* Provided records *
(begin)

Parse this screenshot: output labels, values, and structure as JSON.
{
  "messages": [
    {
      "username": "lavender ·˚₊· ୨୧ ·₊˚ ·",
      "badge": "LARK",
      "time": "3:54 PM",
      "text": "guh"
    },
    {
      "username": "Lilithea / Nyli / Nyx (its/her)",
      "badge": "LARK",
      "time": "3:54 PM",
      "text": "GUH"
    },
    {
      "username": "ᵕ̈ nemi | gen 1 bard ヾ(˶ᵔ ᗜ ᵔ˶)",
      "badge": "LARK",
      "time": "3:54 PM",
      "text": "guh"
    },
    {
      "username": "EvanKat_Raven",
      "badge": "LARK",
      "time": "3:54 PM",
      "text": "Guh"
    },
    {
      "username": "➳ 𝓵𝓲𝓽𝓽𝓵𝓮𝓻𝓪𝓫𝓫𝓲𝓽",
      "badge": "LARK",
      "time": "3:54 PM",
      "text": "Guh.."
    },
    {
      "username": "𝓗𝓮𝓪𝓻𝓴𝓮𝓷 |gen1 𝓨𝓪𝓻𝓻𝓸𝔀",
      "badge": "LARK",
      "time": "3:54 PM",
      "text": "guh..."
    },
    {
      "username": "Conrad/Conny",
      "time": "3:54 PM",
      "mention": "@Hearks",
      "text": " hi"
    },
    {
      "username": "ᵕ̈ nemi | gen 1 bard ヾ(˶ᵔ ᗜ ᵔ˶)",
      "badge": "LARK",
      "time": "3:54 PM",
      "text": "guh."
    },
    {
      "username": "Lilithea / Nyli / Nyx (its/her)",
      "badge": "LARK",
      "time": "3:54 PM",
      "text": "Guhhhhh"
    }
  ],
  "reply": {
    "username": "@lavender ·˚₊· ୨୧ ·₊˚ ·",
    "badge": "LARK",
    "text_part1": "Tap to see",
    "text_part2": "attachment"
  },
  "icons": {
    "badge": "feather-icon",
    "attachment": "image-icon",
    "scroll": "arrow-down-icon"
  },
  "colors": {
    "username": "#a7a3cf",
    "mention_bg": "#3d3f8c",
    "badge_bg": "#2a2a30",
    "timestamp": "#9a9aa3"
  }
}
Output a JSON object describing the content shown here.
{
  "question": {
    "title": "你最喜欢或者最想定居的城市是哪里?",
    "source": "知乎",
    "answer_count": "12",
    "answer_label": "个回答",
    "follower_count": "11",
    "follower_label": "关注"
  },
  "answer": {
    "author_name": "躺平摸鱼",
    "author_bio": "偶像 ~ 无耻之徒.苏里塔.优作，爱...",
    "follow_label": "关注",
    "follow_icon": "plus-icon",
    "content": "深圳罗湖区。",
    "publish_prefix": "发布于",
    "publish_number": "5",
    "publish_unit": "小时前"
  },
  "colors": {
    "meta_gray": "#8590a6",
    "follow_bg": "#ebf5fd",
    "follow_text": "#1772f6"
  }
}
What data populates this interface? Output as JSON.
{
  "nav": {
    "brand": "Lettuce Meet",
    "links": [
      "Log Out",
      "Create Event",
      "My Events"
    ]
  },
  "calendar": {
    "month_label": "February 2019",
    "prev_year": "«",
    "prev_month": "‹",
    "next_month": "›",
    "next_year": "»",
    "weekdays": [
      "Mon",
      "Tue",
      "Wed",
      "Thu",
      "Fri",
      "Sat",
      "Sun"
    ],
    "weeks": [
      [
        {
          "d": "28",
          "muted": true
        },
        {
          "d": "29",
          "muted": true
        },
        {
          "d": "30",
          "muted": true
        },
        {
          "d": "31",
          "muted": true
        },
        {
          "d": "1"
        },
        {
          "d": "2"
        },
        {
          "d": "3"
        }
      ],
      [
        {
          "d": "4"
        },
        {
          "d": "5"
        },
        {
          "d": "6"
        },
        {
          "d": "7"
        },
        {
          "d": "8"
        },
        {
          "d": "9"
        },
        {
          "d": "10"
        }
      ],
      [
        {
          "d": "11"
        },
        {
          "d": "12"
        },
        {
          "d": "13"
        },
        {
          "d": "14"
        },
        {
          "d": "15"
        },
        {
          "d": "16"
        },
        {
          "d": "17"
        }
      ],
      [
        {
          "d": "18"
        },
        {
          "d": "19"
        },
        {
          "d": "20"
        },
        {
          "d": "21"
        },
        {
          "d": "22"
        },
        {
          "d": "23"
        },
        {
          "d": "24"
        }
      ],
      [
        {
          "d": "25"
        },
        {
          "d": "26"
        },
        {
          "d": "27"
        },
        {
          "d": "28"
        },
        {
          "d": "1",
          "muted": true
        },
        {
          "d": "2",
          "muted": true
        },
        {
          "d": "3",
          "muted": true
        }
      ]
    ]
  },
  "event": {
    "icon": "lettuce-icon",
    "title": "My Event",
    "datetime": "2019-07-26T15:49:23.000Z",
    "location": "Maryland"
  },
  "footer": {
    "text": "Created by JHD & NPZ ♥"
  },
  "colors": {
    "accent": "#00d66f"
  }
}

(end)

* Exercise requirements *
Return the whole listing exactly.

* Result for this exercise *
Parse this screenshot: output labels, values, and structure as JSON.
{
  "messages": [
    {
      "username": "lavender ·˚₊· ୨୧ ·₊˚ ·",
      "badge": "LARK",
      "time": "3:54 PM",
      "text": "guh"
    },
    {
      "username": "Lilithea / Nyli / Nyx (its/her)",
      "badge": "LARK",
      "time": "3:54 PM",
      "text": "GUH"
    },
    {
      "username": "ᵕ̈ nemi | gen 1 bard ヾ(˶ᵔ ᗜ ᵔ˶)",
      "badge": "LARK",
      "time": "3:54 PM",
      "text": "guh"
    },
    {
      "username": "EvanKat_Raven",
      "badge": "LARK",
      "time": "3:54 PM",
      "text": "Guh"
    },
    {
      "username": "➳ 𝓵𝓲𝓽𝓽𝓵𝓮𝓻𝓪𝓫𝓫𝓲𝓽",
      "badge": "LARK",
      "time": "3:54 PM",
      "text": "Guh.."
    },
    {
      "username": "𝓗𝓮𝓪𝓻𝓴𝓮𝓷 |gen1 𝓨𝓪𝓻𝓻𝓸𝔀",
      "badge": "LARK",
      "time": "3:54 PM",
      "text": "guh..."
    },
    {
      "username": "Conrad/Conny",
      "time": "3:54 PM",
      "mention": "@Hearks",
      "text": " hi"
    },
    {
      "username": "ᵕ̈ nemi | gen 1 bard ヾ(˶ᵔ ᗜ ᵔ˶)",
      "badge": "LARK",
      "time": "3:54 PM",
      "text": "guh."
    },
    {
      "username": "Lilithea / Nyli / Nyx (its/her)",
      "badge": "LARK",
      "time": "3:54 PM",
      "text": "Guhhhhh"
    }
  ],
  "reply": {
    "username": "@lavender ·˚₊· ୨୧ ·₊˚ ·",
    "badge": "LARK",
    "text_part1": "Tap to see",
    "text_part2": "attachment"
  },
  "icons": {
    "badge": "feather-icon",
    "attachment": "image-icon",
    "scroll": "arrow-down-icon"
  },
  "colors": {
    "username": "#a7a3cf",
    "mention_bg": "#3d3f8c",
    "badge_bg": "#2a2a30",
    "timestamp": "#9a9aa3"
  }
}
Output a JSON object describing the content shown here.
{
  "question": {
    "title": "你最喜欢或者最想定居的城市是哪里?",
    "source": "知乎",
    "answer_count": "12",
    "answer_label": "个回答",
    "follower_count": "11",
    "follower_label": "关注"
  },
  "answer": {
    "author_name": "躺平摸鱼",
    "author_bio": "偶像 ~ 无耻之徒.苏里塔.优作，爱...",
    "follow_label": "关注",
    "follow_icon": "plus-icon",
    "content": "深圳罗湖区。",
    "publish_prefix": "发布于",
    "publish_number": "5",
    "publish_unit": "小时前"
  },
  "colors": {
    "meta_gray": "#8590a6",
    "follow_bg": "#ebf5fd",
    "follow_text": "#1772f6"
  }
}
What data populates this interface? Output as JSON.
{
  "nav": {
    "brand": "Lettuce Meet",
    "links": [
      "Log Out",
      "Create Event",
      "My Events"
    ]
  },
  "calendar": {
    "month_label": "February 2019",
    "prev_year": "«",
    "prev_month": "‹",
    "next_month": "›",
    "next_year": "»",
    "weekdays": [
      "Mon",
      "Tue",
      "Wed",
      "Thu",
      "Fri",
      "Sat",
      "Sun"
    ],
    "weeks": [
      [
        {
          "d": "28",
          "muted": true
        },
        {
          "d": "29",
          "muted": true
        },
        {
          "d": "30",
          "muted": true
        },
        {
          "d": "31",
          "muted": true
        },
        {
          "d": "1"
        },
        {
          "d": "2"
        },
        {
          "d": "3"
        }
      ],
      [
        {
          "d": "4"
        },
        {
          "d": "5"
        },
        {
          "d": "6"
        },
        {
          "d": "7"
        },
        {
          "d": "8"
        },
        {
          "d": "9"
        },
        {
          "d": "10"
        }
      ],
      [
        {
          "d": "11"
        },
        {
          "d": "12"
        },
        {
          "d": "13"
        },
        {
          "d": "14"
        },
        {
          "d": "15"
        },
        {
          "d": "16"
        },
        {
          "d": "17"
        }
      ],
      [
        {
          "d": "18"
        },
        {
          "d": "19"
        },
        {
          "d": "20"
        },
        {
          "d": "21"
        },
        {
          "d": "22"
        },
        {
          "d": "23"
        },
        {
          "d": "24"
        }
      ],
      [
        {
          "d": "25"
        },
        {
          "d": "26"
        },
        {
          "d": "27"
        },
        {
          "d": "28"
        },
        {
          "d": "1",
          "muted": true
        },
        {
          "d": "2",
          "muted": true
        },
        {
          "d": "3",
          "muted": true
        }
      ]
    ]
  },
  "event": {
    "icon": "lettuce-icon",
    "title": "My Event",
    "datetime": "2019-07-26T15:49:23.000Z",
    "location": "Maryland"
  },
  "footer": {
    "text": "Created by JHD & NPZ ♥"
  },
  "colors": {
    "accent": "#00d66f"
  }
}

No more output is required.